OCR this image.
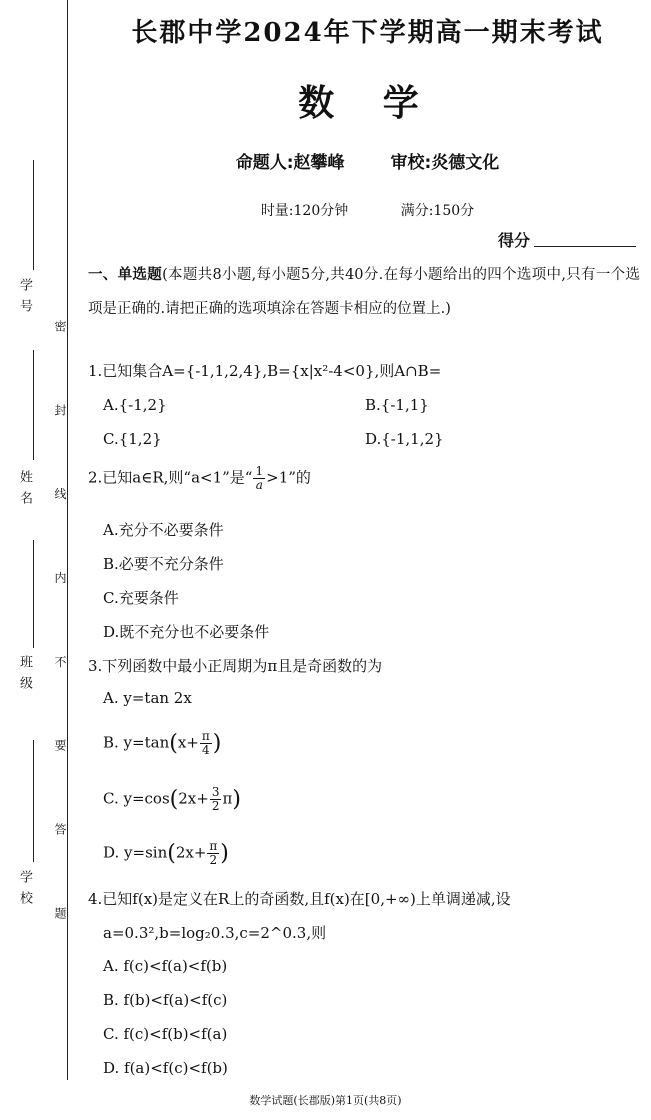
学 号
姓 名
班 级
学 校 密 封 线 内 不 要 答 题
长郡中学2024年下学期高一期末考试
数 学
命题人:赵攀峰	审校:炎德文化
时量:120分钟	满分:150分
得分
一、单选题(本题共8小题,每小题5分,共40分.在每小题给出的四个选项中,只有一个选项是正确的.请把正确的选项填涂在答题卡相应的位置上.)
1.已知集合A={-1,1,2,4},B={x|x²-4<0},则A∩B=
A.{-1,2}	B.{-1,1}
C.{1,2}	D.{-1,1,2}
2.已知a∈R,则“a<1”是“ $\frac{1}{a} >1$”的
A.充分不必要条件
B.必要不充分条件
C.充要条件
D.既不充分也不必要条件
3.下列函数中最小正周期为π且是奇函数的为
A. y=tan 2x
B. $y=\tan(x+ \frac{\pi}{4}$ )
C. $y=\cos(2x+ \frac{3}{2} \pi)$
D. $y=\sin(2x+ \frac{\pi}{2}$ )
4.已知f(x)是定义在R上的奇函数,且f(x)在[0,+∞)上单调递减,设
a=0.3²,b=log₂0.3,c=2^0.3,则
A. f(c)<f(a)<f(b)
B. f(b)<f(a)<f(c)
C. f(c)<f(b)<f(a)
D. f(a)<f(c)<f(b)
数学试题(长郡版)第1页(共8页)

▶ _Task description_: Find every line that has "frac" in it, then return those lines.

▶ _Expected answer_:
2.已知a∈R,则“a<1”是“ $\frac{1}{a} >1$”的
B. $y=\tan(x+ \frac{\pi}{4}$ )
C. $y=\cos(2x+ \frac{3}{2} \pi)$
D. $y=\sin(2x+ \frac{\pi}{2}$ )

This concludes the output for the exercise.